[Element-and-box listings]
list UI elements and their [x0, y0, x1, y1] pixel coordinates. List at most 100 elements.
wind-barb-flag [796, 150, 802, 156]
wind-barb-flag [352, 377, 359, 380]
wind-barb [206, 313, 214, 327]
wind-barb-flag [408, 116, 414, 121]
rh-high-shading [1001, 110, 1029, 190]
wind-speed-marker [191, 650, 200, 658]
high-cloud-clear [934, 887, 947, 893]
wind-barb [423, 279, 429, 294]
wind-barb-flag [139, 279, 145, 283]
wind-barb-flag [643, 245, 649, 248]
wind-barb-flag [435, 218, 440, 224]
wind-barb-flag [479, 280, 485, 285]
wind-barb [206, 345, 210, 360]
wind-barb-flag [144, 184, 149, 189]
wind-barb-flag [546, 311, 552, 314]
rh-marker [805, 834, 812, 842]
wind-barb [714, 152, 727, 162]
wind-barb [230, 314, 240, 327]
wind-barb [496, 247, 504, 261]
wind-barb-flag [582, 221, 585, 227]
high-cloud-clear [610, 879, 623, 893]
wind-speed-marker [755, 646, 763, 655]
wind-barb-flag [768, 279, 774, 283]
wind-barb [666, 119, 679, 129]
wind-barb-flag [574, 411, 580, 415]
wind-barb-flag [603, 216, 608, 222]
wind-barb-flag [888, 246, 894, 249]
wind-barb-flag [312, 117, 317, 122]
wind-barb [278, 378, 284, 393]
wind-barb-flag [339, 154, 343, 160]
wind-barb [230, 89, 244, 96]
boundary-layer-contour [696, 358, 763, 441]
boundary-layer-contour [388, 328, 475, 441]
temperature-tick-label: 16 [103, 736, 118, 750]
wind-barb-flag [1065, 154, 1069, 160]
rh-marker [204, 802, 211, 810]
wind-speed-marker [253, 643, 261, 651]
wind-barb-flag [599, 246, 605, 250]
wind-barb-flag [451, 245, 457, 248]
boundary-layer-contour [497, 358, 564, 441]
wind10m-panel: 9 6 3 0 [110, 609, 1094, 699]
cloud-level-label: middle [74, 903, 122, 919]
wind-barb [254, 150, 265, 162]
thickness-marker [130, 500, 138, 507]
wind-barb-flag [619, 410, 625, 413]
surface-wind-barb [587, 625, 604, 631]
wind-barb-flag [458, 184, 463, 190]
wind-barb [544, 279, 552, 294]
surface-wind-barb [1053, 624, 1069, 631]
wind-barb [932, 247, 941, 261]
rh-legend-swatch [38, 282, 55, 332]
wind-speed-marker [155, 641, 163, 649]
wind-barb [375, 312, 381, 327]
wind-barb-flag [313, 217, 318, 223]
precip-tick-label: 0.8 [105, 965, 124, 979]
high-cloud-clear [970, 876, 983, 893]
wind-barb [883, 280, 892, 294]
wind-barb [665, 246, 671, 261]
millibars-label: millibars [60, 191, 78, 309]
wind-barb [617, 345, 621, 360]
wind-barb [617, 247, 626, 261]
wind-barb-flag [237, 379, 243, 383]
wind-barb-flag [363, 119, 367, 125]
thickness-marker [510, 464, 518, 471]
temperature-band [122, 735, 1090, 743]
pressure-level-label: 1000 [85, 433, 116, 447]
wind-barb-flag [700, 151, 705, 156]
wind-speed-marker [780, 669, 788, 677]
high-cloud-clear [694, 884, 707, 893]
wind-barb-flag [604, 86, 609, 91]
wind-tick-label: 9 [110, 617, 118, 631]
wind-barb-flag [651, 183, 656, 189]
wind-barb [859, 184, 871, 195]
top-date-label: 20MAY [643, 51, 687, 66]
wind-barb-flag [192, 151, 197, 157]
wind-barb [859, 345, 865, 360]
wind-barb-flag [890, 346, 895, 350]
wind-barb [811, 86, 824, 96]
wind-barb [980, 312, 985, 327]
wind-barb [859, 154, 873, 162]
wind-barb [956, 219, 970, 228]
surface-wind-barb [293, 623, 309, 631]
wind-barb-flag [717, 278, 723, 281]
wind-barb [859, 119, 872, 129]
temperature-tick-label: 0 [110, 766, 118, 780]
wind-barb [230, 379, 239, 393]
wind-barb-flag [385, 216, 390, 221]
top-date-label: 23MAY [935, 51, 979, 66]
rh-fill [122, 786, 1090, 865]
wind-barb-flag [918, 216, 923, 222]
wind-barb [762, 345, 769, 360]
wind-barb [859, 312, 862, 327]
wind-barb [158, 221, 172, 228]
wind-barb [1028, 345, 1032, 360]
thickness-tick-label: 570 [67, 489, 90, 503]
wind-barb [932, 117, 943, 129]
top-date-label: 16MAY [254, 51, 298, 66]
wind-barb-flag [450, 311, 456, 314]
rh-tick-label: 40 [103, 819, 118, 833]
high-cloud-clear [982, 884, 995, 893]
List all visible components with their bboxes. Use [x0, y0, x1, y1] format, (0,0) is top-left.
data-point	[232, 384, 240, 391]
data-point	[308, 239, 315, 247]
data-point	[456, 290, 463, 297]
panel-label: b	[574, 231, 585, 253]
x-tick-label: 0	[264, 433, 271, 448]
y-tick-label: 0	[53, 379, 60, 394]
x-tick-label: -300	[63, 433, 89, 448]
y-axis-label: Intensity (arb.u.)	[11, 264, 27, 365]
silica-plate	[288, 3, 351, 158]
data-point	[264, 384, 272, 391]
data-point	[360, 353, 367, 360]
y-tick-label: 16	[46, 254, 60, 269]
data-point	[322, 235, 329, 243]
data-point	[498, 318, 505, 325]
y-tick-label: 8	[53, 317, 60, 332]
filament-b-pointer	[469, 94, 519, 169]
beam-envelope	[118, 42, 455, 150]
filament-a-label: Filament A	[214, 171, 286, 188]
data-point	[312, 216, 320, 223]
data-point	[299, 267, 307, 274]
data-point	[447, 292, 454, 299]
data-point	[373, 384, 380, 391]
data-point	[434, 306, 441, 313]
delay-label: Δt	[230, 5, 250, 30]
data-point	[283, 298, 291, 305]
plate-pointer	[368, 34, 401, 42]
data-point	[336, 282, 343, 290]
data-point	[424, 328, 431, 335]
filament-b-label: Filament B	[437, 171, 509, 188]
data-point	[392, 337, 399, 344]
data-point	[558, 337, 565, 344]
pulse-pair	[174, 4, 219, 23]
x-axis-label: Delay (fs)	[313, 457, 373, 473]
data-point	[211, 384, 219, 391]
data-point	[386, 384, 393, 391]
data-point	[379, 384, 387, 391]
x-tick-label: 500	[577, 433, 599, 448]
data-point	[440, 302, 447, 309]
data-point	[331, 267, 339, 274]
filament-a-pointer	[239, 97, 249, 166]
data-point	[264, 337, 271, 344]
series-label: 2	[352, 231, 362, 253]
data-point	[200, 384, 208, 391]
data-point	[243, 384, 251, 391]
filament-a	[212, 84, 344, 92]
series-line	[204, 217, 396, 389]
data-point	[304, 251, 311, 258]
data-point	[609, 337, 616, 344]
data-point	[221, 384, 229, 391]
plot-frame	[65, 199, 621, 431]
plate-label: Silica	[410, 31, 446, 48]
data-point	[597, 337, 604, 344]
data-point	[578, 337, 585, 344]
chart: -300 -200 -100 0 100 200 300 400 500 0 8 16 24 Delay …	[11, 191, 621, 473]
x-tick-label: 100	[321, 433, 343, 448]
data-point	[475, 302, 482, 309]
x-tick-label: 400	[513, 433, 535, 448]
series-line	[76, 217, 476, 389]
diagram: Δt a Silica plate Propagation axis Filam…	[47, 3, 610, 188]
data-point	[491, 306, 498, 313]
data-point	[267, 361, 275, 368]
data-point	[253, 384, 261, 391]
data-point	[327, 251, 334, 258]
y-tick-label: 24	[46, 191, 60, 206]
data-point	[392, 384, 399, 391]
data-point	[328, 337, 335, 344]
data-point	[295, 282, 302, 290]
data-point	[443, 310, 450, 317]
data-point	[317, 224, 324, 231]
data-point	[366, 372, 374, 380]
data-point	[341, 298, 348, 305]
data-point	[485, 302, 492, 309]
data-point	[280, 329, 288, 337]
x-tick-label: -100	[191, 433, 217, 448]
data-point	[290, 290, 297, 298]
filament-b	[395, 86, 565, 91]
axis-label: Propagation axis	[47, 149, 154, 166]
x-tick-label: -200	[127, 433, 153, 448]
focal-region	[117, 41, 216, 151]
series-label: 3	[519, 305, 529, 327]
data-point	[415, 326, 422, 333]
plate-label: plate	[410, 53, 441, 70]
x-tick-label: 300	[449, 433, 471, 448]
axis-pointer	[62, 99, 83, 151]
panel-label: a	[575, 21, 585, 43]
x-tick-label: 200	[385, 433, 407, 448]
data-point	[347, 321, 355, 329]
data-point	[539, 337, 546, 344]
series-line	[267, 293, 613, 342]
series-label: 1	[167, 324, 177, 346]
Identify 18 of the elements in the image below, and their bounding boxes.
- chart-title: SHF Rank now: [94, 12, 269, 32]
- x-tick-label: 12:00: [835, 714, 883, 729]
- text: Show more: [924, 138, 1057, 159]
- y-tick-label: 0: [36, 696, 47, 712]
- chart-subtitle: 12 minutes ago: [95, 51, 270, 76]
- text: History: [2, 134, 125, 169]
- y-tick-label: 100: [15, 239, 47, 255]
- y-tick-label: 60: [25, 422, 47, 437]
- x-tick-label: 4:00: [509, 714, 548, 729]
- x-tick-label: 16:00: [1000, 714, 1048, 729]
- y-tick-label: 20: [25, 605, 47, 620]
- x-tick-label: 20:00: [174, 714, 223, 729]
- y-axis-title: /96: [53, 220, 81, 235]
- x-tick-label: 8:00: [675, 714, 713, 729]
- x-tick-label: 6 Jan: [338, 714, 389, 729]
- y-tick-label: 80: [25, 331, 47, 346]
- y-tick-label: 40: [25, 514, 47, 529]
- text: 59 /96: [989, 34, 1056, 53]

__WHAT THE EXERCISE ASKS__:
Switch "high-cloud-clear" to "high-cloud-overcast" in everything from the start of the entries down to the line containing "boundary-layer-contour [388, 328, 475, 441]", both ends included, and give back those lines with nothing else changed.

__EXERCISE OUTPUT__:
list UI elements and their [x0, y0, x1, y1] pixel coordinates. List at most 100 elements.
wind-barb-flag [796, 150, 802, 156]
wind-barb-flag [352, 377, 359, 380]
wind-barb [206, 313, 214, 327]
wind-barb-flag [408, 116, 414, 121]
rh-high-shading [1001, 110, 1029, 190]
wind-speed-marker [191, 650, 200, 658]
high-cloud-overcast [934, 887, 947, 893]
wind-barb [423, 279, 429, 294]
wind-barb-flag [139, 279, 145, 283]
wind-barb-flag [643, 245, 649, 248]
wind-barb-flag [435, 218, 440, 224]
wind-barb-flag [479, 280, 485, 285]
wind-barb [206, 345, 210, 360]
wind-barb-flag [144, 184, 149, 189]
wind-barb-flag [546, 311, 552, 314]
rh-marker [805, 834, 812, 842]
wind-barb [714, 152, 727, 162]
wind-barb [230, 314, 240, 327]
wind-barb [496, 247, 504, 261]
wind-barb-flag [582, 221, 585, 227]
high-cloud-overcast [610, 879, 623, 893]
wind-speed-marker [755, 646, 763, 655]
wind-barb-flag [768, 279, 774, 283]
wind-barb [666, 119, 679, 129]
wind-barb-flag [574, 411, 580, 415]
wind-barb-flag [603, 216, 608, 222]
wind-barb-flag [888, 246, 894, 249]
wind-barb-flag [312, 117, 317, 122]
wind-barb [278, 378, 284, 393]
wind-barb-flag [339, 154, 343, 160]
wind-barb [230, 89, 244, 96]
boundary-layer-contour [696, 358, 763, 441]
boundary-layer-contour [388, 328, 475, 441]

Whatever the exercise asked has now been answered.